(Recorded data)

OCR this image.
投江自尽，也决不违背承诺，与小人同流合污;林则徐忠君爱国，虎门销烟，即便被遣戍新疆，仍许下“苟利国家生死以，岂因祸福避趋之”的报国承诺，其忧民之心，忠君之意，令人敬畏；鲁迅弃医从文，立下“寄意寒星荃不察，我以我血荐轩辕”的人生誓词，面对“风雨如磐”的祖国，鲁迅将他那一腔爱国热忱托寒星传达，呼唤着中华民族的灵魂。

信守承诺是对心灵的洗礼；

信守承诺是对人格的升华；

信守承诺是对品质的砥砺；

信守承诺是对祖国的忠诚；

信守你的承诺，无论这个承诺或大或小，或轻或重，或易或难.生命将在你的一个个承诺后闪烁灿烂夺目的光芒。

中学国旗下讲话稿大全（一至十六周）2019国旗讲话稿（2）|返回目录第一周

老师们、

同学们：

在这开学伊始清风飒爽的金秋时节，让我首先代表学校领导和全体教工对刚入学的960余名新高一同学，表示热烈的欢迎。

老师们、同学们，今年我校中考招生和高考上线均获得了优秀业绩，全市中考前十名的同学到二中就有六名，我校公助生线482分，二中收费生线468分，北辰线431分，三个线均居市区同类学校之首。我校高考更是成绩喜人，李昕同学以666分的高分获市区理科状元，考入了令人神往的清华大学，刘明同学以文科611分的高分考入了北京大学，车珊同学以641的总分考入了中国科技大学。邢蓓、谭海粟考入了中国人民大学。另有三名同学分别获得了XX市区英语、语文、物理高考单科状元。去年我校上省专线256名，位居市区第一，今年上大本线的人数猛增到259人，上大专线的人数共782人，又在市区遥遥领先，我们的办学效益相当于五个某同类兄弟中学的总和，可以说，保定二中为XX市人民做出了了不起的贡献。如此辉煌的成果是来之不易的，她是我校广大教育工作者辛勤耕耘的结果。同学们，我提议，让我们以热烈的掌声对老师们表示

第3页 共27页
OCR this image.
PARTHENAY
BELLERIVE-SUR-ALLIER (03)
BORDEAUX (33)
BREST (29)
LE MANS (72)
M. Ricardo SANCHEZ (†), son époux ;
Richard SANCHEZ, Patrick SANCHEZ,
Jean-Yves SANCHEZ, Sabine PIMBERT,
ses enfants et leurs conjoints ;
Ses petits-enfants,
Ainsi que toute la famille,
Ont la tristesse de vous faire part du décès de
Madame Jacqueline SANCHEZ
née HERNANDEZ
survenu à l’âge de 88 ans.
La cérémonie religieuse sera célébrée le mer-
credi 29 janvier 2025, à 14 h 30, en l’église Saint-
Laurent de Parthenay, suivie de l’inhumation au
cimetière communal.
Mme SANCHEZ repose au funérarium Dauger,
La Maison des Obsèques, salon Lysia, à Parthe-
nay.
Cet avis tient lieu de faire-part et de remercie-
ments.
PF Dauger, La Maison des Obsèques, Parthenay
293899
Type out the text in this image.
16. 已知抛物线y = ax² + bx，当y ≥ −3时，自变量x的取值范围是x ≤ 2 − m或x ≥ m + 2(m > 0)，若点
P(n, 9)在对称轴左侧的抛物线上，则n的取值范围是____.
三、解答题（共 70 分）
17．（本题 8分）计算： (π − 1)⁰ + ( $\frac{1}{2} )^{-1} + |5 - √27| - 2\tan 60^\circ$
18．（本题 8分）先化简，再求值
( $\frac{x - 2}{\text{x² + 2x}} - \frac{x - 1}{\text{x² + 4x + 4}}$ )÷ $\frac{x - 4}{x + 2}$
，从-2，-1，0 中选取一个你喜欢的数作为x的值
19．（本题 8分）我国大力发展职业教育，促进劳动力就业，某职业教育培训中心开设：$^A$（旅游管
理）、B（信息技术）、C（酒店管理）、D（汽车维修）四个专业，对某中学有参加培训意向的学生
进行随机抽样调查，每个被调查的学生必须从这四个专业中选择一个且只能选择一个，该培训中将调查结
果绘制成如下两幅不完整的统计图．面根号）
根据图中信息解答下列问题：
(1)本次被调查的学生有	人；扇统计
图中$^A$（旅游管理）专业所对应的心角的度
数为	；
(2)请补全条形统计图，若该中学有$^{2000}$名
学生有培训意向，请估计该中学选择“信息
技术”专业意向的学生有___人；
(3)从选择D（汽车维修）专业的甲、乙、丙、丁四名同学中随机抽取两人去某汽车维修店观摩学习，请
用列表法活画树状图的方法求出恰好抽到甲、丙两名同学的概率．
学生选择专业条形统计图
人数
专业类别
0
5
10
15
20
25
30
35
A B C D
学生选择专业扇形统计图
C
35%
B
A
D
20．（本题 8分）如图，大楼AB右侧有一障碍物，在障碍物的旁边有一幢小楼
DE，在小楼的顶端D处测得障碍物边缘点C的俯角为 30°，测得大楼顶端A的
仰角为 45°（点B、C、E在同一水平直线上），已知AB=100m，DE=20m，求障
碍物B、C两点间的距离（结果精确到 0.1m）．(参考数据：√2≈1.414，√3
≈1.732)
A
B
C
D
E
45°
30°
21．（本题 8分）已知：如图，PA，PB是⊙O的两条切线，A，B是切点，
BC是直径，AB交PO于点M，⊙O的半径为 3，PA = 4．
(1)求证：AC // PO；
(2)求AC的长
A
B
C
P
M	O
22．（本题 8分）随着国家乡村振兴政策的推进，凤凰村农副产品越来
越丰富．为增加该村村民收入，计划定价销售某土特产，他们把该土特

GIVEN PROBLEM: For this exercise, gather every line of the data that contains the word "enfants".

FULL OUTPUT:
ses enfants et leurs conjoints ;
Ses petits-enfants,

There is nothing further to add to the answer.